EXTRACT PROVIDED:
::::::::::
The accuracy for the test using Feature 2 is: 0.792


#### The gender feature 3 extractor uses first letter, last letter and three suffixes as its feature

In [10]:
def gender_features3(name):
    features = {}
    features["firstletter"] = name[0].lower()
    features["lastletter"] = name[-1].lower()
    for letter in 'abcdefghijklmnopqrstuvwxyz':
        features["count(%s)" % letter] = name.lower().count(letter)
        features["has(%s)" % letter] = (letter in name.lower())
    features["suffix2"] = name[-2:].lower()
    features["suffix3"] = name[-3:].lower()
    features["prefix3"] = name[:3].lower()
    return features

#### Train feature 3 data using Naive Bayes

In [11]:
train_set = [(gender_features3(n), g) for (n,g) in training]
dev_test_set = [(gender_features3(n), g) for (n,g) in dev_test]
classifier = nltk.NaiveBayesClassifier.train(train_set)

acc_dev_test_3 = nltk.classify.accuracy(classifier, dev_test_set)
print("The accuracy for the dev using Feature 3 is: " + str(acc_dev_test_3))

The accuracy for the dev using Feature 3 is: 0.824


In [12]:
# Performance test - Feature 3
test_set = [(gender_features3(n), g) for (n,g) in test]
test_set_3 = nltk.classify.accuracy(classifier, test_set)
print("The accuracy for the test using Feature 3 is: " + str(test_set_3))

The accuracy for the test using Feature 3 is: 0.806


In [13]:
def gender_features4(name):
    
    features = {}
    keywords = [''.join(i) for i in itertools.product(ascii_lowercase, repeat = 2)]
    
    #look at first, first2, last, last2 letters of name
    #apply .lower() method to convert all text to lowercase
    features["first_letter"] = name[0].lower()
    features["first_2letter"] = name[0:1].lower()
::::::::::
REQUIRED ACTIONS:
(a) Answer the following questions about the notebook excerpt, one answer per line:
(i) What accuracy does Feature 2 achieve on the test?
(ii) What accuracy does Feature 3 achieve on the dev set?
(iii) Which classifier is used to train the Feature 3 data?
(b) From the notebook excerpt, write out the passage from "The accuracy for the test using Feature 2" to "letter] = name.lower().count(letter)" with no changes.

Recorded data:
::::::::::
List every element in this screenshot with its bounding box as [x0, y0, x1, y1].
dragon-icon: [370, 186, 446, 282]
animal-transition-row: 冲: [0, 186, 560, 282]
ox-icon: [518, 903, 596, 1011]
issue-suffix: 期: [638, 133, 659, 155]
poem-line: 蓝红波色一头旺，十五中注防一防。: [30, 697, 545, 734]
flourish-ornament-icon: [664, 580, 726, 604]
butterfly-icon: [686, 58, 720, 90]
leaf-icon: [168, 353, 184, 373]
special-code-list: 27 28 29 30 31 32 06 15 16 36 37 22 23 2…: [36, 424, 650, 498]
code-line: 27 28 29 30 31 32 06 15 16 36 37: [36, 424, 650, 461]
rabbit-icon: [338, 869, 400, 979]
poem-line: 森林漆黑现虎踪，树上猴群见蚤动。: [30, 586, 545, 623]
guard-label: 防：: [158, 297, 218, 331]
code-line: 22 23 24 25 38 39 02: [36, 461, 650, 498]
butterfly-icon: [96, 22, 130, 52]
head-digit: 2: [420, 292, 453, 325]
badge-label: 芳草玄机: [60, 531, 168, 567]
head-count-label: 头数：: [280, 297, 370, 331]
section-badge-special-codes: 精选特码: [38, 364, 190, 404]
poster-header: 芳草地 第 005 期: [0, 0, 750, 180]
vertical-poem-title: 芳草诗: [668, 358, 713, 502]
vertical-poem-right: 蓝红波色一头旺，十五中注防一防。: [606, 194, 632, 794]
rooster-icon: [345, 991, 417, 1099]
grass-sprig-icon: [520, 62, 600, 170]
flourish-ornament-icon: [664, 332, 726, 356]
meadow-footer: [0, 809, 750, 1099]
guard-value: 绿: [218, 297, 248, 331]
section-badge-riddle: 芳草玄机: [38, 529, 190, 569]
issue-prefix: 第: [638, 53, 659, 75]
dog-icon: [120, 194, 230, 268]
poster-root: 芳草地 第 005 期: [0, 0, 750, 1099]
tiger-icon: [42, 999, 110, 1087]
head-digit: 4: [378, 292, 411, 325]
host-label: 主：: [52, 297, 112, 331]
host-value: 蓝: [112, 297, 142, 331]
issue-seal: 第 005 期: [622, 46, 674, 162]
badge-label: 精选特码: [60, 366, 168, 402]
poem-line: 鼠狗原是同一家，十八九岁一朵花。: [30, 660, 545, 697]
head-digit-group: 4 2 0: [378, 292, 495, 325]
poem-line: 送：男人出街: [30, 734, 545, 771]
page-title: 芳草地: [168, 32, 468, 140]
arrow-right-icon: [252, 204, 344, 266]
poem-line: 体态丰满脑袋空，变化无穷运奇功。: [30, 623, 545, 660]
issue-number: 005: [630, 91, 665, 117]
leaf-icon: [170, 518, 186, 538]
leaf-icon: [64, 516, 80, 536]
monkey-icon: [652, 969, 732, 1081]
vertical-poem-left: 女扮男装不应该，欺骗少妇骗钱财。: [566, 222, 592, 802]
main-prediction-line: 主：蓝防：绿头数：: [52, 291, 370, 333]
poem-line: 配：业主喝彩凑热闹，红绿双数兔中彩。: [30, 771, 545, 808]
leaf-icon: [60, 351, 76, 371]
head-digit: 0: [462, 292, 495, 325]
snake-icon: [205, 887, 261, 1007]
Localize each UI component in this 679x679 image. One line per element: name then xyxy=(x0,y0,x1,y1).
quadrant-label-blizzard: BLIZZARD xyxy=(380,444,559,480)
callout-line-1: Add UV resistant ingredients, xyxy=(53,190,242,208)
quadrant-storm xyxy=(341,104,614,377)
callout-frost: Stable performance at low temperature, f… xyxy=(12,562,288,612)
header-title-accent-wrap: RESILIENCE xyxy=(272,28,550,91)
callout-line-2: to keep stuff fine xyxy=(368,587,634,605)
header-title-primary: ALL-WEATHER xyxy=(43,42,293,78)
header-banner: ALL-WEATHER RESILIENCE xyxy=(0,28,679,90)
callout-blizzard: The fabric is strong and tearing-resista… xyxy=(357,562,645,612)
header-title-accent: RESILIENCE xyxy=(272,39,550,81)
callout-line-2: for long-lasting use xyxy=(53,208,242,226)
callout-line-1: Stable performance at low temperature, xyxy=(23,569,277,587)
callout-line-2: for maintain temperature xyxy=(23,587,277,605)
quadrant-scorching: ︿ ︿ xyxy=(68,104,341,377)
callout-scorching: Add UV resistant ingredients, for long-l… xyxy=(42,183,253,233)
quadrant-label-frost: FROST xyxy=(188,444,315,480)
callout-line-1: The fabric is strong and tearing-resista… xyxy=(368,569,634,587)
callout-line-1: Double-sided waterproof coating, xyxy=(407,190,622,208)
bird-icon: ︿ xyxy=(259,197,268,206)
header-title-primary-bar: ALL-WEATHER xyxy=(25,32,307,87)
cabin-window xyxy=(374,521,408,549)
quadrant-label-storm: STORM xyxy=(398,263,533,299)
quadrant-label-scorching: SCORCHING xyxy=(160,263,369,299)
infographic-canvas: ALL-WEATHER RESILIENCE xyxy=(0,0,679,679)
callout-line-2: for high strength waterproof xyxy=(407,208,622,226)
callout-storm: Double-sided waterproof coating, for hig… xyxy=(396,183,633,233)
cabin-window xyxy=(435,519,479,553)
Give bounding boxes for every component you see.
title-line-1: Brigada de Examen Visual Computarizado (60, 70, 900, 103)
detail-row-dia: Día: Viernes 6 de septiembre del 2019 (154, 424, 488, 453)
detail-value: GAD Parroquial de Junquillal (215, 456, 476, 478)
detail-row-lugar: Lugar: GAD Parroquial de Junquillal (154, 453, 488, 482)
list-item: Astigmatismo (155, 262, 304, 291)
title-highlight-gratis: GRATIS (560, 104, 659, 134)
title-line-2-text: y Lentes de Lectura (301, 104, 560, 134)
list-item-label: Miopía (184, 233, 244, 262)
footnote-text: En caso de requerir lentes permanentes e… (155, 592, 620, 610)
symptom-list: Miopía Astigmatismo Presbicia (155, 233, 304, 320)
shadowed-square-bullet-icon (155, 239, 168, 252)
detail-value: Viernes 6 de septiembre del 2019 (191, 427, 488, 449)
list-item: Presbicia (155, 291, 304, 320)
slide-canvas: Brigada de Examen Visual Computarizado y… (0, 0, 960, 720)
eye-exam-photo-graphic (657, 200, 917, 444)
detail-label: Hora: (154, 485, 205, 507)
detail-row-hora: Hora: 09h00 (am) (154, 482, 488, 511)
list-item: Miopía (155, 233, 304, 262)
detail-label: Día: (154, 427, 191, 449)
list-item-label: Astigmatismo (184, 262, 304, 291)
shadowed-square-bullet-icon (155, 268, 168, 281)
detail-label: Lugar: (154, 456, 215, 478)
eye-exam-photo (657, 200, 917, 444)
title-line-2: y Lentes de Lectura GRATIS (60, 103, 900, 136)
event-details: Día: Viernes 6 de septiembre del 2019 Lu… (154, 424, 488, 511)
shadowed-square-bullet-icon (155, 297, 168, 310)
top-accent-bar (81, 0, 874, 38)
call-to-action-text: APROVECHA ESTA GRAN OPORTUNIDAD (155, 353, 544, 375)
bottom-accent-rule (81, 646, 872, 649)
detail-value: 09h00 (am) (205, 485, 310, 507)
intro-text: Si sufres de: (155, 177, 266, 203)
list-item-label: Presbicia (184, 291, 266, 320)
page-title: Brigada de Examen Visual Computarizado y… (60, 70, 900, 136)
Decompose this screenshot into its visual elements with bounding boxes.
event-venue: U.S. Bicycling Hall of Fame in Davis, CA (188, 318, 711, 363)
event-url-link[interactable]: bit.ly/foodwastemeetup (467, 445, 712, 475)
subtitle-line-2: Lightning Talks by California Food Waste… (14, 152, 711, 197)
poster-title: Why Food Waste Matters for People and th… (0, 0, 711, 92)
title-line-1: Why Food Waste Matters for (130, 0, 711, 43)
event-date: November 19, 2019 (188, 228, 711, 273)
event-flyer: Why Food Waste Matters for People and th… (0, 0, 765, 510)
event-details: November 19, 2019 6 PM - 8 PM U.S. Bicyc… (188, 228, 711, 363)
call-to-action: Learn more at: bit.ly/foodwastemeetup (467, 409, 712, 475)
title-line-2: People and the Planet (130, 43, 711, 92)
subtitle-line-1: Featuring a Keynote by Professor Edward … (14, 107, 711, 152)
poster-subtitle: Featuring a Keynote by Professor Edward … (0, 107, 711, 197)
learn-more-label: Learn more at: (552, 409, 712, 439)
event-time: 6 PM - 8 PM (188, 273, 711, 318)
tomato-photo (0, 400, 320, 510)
::::::::::
PER-TASK ANSWERS:
(a)
(i) 0.792
(ii) 0.824
(iii) Naive Bayes (nltk.NaiveBayesClassifier)

(b)
The accuracy for the test using Feature 2 is: 0.792


#### The gender feature 3 extractor uses first letter, last letter and three suffixes as its feature

In [10]:
def gender_features3(name):
    features = {}
    features["firstletter"] = name[0].lower()
    features["lastletter"] = name[-1].lower()
    for letter in 'abcdefghijklmnopqrstuvwxyz':
        features["count(%s)" % letter] = name.lower().count(letter)